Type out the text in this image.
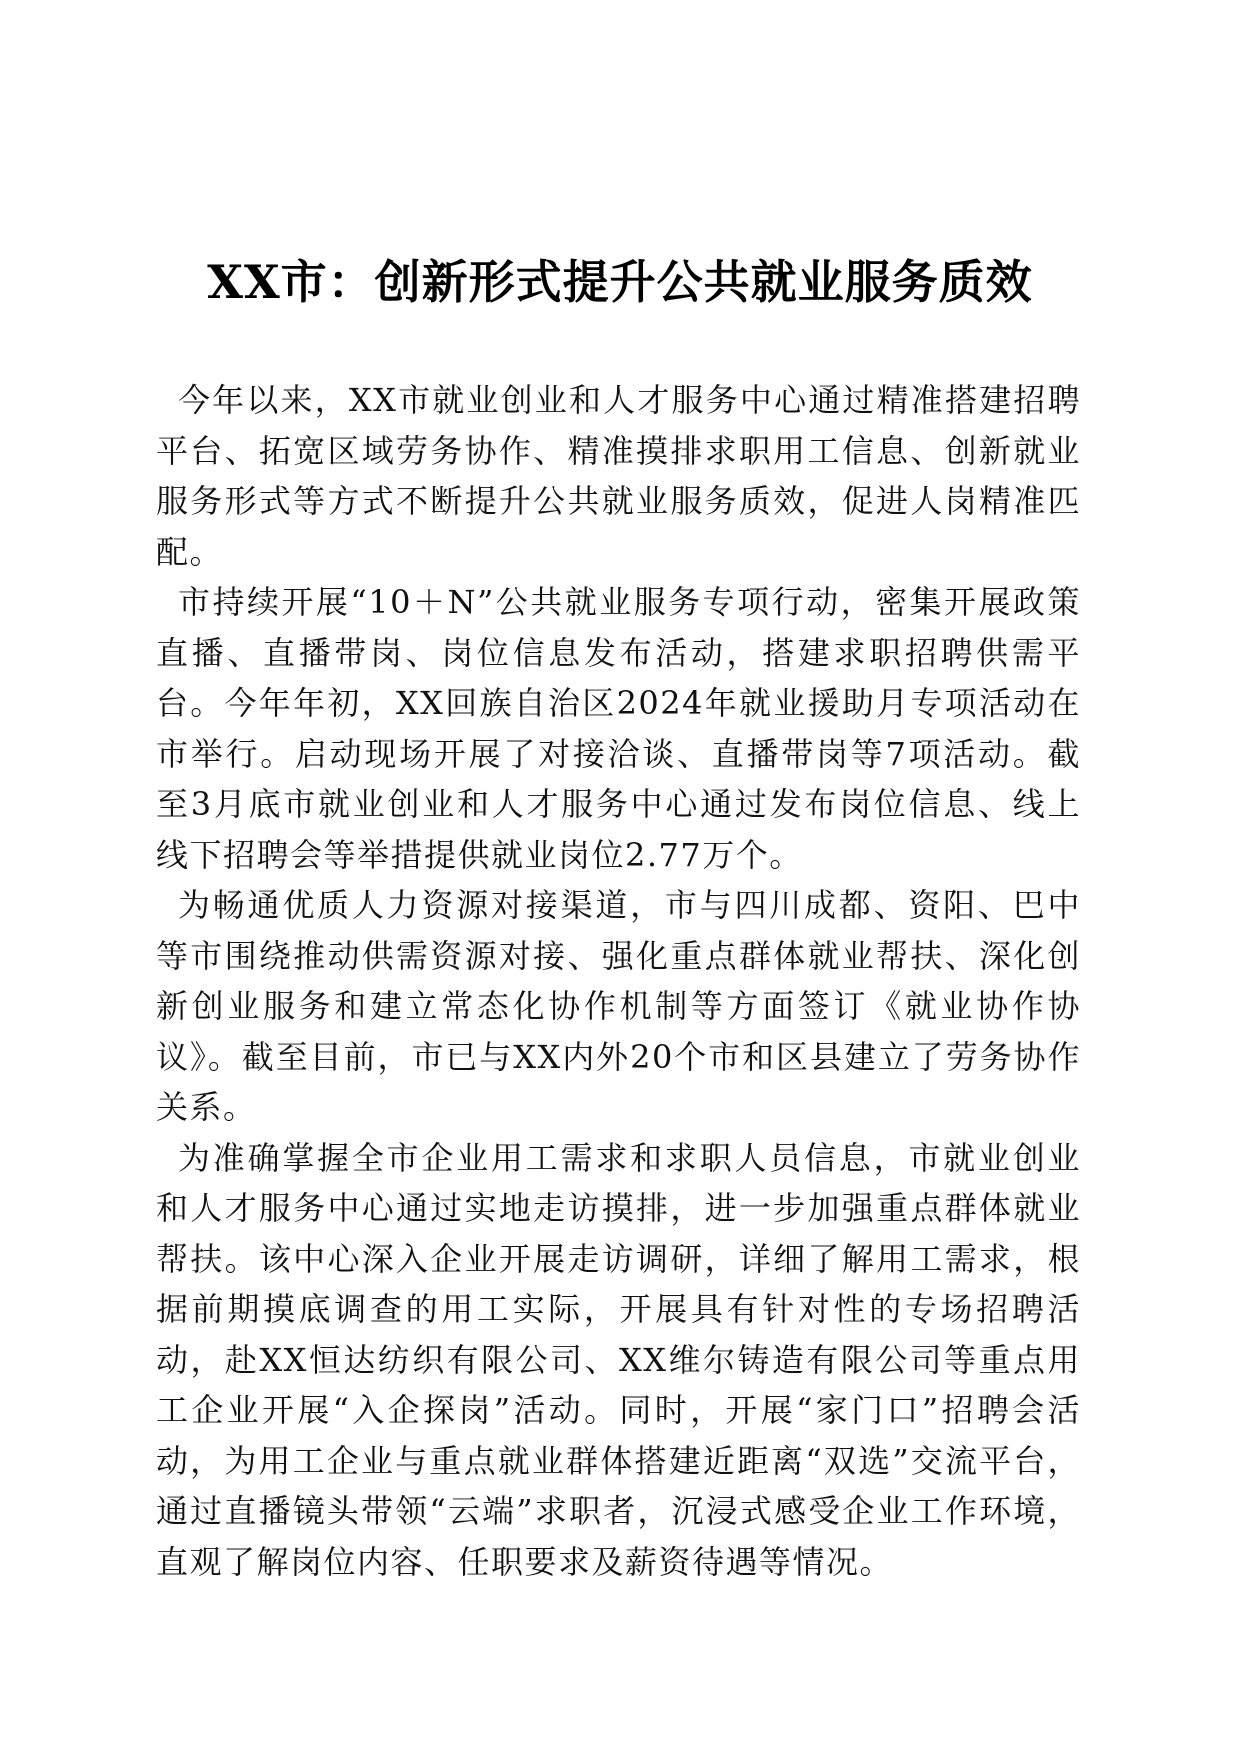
XX市：创新形式提升公共就业服务质效

今年以来，XX市就业创业和人才服务中心通过精准搭建招聘平台、拓宽区域劳务协作、精准摸排求职用工信息、创新就业服务形式等方式不断提升公共就业服务质效，促进人岗精准匹配。

市持续开展“10＋N”公共就业服务专项行动，密集开展政策直播、直播带岗、岗位信息发布活动，搭建求职招聘供需平台。今年年初，XX回族自治区2024年就业援助月专项活动在市举行。启动现场开展了对接洽谈、直播带岗等7项活动。截至3月底市就业创业和人才服务中心通过发布岗位信息、线上线下招聘会等举措提供就业岗位2.77万个。

为畅通优质人力资源对接渠道，市与四川成都、资阳、巴中等市围绕推动供需资源对接、强化重点群体就业帮扶、深化创新创业服务和建立常态化协作机制等方面签订《就业协作协议》。截至目前，市已与XX内外20个市和区县建立了劳务协作关系。

为准确掌握全市企业用工需求和求职人员信息，市就业创业和人才服务中心通过实地走访摸排，进一步加强重点群体就业帮扶。该中心深入企业开展走访调研，详细了解用工需求，根据前期摸底调查的用工实际，开展具有针对性的专场招聘活动，赴XX恒达纺织有限公司、XX维尔铸造有限公司等重点用工企业开展“入企探岗”活动。同时，开展“家门口”招聘会活动，为用工企业与重点就业群体搭建近距离“双选”交流平台，通过直播镜头带领“云端”求职者，沉浸式感受企业工作环境，直观了解岗位内容、任职要求及薪资待遇等情况。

════════════════

> _THE REQUEST_
Above are the records; reproduce them exactly and leave out the pictures.

> _COMPLETED EXERCISE_
Type out the text in this image.
XX市：创新形式提升公共就业服务质效

今年以来，XX市就业创业和人才服务中心通过精准搭建招聘平台、拓宽区域劳务协作、精准摸排求职用工信息、创新就业服务形式等方式不断提升公共就业服务质效，促进人岗精准匹配。

市持续开展“10＋N”公共就业服务专项行动，密集开展政策直播、直播带岗、岗位信息发布活动，搭建求职招聘供需平台。今年年初，XX回族自治区2024年就业援助月专项活动在市举行。启动现场开展了对接洽谈、直播带岗等7项活动。截至3月底市就业创业和人才服务中心通过发布岗位信息、线上线下招聘会等举措提供就业岗位2.77万个。

为畅通优质人力资源对接渠道，市与四川成都、资阳、巴中等市围绕推动供需资源对接、强化重点群体就业帮扶、深化创新创业服务和建立常态化协作机制等方面签订《就业协作协议》。截至目前，市已与XX内外20个市和区县建立了劳务协作关系。

为准确掌握全市企业用工需求和求职人员信息，市就业创业和人才服务中心通过实地走访摸排，进一步加强重点群体就业帮扶。该中心深入企业开展走访调研，详细了解用工需求，根据前期摸底调查的用工实际，开展具有针对性的专场招聘活动，赴XX恒达纺织有限公司、XX维尔铸造有限公司等重点用工企业开展“入企探岗”活动。同时，开展“家门口”招聘会活动，为用工企业与重点就业群体搭建近距离“双选”交流平台，通过直播镜头带领“云端”求职者，沉浸式感受企业工作环境，直观了解岗位内容、任职要求及薪资待遇等情况。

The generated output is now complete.